Your objective: Select the lines that contain "Based" and copy each of them.

[Saved data entries]
========

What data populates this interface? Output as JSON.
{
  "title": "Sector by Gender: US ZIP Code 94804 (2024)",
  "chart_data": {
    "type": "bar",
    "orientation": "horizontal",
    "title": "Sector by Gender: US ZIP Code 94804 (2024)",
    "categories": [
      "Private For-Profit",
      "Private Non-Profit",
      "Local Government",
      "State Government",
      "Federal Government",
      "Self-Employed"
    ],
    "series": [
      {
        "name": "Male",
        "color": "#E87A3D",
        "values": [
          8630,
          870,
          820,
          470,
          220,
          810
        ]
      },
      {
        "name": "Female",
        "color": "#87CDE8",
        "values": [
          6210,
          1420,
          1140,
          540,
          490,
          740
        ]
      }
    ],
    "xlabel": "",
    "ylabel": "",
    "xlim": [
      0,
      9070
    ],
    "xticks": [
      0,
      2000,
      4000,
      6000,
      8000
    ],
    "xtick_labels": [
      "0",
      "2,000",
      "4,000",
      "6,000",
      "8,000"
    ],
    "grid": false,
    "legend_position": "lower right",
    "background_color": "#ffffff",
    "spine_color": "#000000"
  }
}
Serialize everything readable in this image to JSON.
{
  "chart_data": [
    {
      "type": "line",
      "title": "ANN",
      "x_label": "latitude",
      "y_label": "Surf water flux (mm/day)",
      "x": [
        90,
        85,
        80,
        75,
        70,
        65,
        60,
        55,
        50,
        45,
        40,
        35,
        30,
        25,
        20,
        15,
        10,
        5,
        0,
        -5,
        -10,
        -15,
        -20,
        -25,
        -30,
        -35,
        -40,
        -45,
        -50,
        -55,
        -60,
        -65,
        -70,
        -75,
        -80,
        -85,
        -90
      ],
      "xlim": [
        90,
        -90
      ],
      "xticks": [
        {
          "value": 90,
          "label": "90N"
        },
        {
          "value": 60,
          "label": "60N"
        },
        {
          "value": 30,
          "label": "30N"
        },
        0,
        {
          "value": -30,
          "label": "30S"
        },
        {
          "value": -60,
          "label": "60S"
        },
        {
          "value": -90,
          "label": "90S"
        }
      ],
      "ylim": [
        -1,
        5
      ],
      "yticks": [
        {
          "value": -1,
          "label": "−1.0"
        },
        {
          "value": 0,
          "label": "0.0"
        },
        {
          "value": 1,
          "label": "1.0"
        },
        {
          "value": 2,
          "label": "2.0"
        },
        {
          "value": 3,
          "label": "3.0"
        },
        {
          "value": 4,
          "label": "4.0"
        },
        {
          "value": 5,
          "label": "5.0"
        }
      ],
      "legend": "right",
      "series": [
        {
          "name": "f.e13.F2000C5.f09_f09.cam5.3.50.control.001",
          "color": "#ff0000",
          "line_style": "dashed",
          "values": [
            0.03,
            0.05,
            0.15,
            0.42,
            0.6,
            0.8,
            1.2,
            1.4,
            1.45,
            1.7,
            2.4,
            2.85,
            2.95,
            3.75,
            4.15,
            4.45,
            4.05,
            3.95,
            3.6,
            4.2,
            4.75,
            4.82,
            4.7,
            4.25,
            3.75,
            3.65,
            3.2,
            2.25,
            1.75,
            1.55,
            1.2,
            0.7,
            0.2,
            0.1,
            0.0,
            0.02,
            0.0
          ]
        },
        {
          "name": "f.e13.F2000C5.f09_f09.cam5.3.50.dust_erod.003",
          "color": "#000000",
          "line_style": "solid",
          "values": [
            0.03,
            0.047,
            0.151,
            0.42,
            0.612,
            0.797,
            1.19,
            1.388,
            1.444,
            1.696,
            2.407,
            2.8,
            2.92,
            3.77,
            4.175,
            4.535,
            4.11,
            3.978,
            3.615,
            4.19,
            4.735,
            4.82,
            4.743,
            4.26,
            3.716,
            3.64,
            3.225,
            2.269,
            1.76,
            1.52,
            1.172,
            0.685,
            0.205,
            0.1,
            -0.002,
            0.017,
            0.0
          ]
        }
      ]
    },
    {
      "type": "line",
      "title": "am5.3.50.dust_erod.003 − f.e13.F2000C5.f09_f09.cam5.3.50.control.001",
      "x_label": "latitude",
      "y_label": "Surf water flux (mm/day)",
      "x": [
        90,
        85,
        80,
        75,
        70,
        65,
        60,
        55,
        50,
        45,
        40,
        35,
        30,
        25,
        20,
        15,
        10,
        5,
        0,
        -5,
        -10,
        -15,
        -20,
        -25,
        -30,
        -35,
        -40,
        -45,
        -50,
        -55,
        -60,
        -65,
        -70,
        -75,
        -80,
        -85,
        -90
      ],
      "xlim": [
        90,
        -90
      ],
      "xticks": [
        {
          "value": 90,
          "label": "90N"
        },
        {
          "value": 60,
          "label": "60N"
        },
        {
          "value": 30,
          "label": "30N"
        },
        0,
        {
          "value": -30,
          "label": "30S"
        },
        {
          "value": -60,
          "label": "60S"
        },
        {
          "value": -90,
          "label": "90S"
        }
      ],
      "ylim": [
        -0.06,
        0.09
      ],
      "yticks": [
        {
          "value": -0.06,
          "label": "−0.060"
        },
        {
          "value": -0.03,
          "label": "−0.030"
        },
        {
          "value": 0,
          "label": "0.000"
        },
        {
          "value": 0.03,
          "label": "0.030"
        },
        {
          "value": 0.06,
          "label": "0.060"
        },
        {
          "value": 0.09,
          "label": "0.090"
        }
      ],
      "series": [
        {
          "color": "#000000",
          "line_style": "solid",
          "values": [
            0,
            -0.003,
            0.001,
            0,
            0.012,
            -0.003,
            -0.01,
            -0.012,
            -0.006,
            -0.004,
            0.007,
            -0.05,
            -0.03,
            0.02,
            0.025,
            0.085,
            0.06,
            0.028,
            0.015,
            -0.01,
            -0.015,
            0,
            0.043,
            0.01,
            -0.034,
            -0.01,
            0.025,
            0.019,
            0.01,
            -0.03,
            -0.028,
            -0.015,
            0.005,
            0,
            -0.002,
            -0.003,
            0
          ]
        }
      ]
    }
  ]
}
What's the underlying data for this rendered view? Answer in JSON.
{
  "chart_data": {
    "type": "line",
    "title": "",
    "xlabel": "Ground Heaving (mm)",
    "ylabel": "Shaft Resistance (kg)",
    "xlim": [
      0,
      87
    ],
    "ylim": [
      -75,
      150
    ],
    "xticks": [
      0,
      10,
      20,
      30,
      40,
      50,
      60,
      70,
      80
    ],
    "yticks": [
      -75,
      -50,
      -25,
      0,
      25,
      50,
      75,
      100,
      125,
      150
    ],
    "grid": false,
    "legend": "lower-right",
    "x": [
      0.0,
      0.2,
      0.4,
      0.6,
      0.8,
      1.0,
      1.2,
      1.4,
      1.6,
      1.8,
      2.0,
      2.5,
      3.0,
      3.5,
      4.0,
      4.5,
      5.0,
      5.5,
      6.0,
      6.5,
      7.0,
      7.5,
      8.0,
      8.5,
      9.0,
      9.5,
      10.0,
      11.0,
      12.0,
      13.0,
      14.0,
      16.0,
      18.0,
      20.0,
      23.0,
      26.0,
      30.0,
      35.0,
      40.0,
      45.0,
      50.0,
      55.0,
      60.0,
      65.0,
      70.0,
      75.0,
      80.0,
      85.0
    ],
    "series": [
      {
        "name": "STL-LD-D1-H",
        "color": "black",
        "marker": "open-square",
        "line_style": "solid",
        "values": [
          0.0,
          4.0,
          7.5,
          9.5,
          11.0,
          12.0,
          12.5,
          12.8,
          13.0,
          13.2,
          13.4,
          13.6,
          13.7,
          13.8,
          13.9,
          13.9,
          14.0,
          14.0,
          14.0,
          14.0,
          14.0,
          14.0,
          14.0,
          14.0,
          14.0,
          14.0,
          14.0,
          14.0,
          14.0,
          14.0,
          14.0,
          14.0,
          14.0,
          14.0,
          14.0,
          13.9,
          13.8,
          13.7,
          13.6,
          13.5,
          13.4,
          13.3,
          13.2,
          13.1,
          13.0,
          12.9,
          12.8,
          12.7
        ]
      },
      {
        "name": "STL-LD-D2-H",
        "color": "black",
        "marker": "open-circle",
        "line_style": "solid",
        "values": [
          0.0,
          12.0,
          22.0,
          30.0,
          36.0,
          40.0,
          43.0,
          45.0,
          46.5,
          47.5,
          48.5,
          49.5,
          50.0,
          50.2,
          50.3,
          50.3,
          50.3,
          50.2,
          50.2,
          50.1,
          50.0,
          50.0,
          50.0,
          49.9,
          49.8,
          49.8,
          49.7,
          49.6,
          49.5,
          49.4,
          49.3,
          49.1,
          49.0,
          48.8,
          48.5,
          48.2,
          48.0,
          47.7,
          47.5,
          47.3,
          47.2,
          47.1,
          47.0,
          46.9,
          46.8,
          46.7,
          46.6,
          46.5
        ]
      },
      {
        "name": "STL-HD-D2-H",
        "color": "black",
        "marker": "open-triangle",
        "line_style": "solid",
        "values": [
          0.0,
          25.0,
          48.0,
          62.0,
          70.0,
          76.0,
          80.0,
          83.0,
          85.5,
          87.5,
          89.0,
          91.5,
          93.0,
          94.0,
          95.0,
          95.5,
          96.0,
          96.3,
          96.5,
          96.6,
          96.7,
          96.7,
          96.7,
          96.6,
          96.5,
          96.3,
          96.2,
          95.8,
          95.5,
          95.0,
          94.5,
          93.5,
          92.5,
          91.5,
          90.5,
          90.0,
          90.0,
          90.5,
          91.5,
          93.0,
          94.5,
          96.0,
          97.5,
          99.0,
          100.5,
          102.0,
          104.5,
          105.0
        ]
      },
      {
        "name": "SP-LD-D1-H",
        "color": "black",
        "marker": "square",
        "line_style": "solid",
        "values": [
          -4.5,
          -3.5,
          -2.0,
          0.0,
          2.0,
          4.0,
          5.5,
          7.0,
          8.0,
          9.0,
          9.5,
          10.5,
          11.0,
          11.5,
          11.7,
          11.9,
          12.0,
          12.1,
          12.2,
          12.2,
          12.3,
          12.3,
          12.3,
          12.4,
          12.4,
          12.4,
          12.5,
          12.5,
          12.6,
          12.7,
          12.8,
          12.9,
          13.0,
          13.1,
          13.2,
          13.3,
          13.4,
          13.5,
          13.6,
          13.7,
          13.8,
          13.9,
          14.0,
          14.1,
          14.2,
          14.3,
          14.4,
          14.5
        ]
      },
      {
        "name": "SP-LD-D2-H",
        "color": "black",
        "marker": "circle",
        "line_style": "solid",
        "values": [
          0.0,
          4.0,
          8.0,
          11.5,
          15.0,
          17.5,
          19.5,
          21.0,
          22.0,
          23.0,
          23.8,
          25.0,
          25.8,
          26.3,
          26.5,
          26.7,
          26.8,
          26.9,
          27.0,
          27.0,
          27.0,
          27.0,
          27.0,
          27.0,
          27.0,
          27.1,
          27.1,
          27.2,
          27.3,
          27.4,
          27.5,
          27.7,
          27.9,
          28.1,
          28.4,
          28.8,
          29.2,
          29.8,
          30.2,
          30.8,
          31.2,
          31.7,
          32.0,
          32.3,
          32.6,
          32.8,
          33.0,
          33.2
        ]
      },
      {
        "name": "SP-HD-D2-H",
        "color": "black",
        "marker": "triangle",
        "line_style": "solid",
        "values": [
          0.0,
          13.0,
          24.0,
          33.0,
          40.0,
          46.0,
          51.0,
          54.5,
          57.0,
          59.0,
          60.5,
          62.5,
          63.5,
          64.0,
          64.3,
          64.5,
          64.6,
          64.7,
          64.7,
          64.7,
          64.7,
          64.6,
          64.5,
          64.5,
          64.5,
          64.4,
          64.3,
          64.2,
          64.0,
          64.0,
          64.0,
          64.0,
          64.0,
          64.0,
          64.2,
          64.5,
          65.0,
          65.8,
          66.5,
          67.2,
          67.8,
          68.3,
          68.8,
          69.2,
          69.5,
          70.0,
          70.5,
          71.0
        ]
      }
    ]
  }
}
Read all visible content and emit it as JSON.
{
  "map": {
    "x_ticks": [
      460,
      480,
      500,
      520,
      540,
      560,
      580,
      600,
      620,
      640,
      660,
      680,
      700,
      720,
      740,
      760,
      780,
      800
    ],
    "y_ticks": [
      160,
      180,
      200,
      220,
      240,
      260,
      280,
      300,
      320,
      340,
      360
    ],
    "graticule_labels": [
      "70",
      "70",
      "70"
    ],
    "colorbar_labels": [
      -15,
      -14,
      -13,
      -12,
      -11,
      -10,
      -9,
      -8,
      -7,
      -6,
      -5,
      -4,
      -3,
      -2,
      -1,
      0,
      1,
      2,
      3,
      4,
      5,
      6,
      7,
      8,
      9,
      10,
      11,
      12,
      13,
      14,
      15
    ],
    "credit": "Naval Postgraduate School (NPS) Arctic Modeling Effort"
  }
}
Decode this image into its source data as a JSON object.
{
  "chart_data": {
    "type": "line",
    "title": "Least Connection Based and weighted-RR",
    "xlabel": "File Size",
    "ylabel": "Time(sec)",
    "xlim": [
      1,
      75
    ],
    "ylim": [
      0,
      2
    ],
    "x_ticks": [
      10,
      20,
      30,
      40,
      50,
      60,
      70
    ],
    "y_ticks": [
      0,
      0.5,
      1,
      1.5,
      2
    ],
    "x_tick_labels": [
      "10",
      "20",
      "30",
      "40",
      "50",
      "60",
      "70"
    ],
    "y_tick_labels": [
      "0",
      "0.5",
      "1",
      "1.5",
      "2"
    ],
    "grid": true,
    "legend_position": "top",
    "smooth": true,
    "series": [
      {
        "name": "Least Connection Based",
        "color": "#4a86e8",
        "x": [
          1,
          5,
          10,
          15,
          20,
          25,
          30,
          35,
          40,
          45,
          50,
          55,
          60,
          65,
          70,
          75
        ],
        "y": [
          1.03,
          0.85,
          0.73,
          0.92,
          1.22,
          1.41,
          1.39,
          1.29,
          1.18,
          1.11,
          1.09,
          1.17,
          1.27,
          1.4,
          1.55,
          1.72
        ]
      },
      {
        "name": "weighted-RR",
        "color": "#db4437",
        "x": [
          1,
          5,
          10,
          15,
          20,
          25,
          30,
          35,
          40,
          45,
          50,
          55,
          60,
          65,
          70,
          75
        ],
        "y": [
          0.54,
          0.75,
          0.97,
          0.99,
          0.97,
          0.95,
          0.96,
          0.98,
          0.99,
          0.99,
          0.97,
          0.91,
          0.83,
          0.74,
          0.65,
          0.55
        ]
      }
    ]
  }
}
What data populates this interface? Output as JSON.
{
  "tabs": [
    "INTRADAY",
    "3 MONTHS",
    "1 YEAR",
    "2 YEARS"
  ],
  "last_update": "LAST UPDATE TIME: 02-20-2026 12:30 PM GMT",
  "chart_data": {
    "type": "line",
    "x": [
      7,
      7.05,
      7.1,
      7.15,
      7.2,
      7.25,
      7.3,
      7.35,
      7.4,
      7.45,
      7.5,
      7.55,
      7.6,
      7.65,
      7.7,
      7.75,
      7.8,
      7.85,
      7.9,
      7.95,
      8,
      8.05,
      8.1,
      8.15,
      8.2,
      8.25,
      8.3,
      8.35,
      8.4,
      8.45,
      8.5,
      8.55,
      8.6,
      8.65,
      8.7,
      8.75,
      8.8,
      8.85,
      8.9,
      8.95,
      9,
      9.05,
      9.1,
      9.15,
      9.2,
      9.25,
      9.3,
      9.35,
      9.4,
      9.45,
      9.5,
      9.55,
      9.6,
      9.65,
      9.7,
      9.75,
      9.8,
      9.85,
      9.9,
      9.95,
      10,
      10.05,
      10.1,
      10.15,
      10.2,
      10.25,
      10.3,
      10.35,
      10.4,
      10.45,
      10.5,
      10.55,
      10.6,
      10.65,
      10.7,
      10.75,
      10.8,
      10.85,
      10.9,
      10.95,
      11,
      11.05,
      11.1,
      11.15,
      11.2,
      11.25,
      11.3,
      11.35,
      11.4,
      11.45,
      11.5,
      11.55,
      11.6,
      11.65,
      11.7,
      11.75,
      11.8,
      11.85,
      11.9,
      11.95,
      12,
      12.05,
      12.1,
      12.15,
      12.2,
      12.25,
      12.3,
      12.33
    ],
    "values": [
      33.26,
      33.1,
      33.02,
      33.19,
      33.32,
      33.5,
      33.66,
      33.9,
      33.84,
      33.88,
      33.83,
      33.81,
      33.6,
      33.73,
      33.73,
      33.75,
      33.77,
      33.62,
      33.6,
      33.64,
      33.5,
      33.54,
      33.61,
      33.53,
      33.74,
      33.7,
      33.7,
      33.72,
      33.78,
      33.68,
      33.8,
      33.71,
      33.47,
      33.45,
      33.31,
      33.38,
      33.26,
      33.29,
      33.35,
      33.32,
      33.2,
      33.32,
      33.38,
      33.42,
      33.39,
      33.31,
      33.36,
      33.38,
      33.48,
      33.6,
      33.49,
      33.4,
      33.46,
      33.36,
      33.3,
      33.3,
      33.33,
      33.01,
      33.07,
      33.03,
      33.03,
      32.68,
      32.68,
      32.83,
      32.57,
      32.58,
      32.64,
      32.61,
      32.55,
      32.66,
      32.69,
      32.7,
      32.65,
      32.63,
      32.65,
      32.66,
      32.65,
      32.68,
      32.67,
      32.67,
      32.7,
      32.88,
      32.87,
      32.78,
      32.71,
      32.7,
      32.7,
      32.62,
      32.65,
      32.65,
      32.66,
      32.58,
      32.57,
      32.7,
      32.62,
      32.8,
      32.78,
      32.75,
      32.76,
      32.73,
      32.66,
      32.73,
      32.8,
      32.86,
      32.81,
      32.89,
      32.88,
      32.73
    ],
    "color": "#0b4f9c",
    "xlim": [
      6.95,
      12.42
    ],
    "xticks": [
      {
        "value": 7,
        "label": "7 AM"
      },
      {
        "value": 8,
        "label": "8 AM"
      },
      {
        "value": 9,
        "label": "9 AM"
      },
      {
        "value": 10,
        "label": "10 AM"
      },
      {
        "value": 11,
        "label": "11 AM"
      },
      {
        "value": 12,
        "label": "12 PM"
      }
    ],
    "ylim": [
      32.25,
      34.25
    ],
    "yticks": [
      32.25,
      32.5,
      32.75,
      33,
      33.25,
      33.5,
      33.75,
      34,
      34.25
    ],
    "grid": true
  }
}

========

Exercise result:
    "title": "Least Connection Based and weighted-RR",
        "name": "Least Connection Based",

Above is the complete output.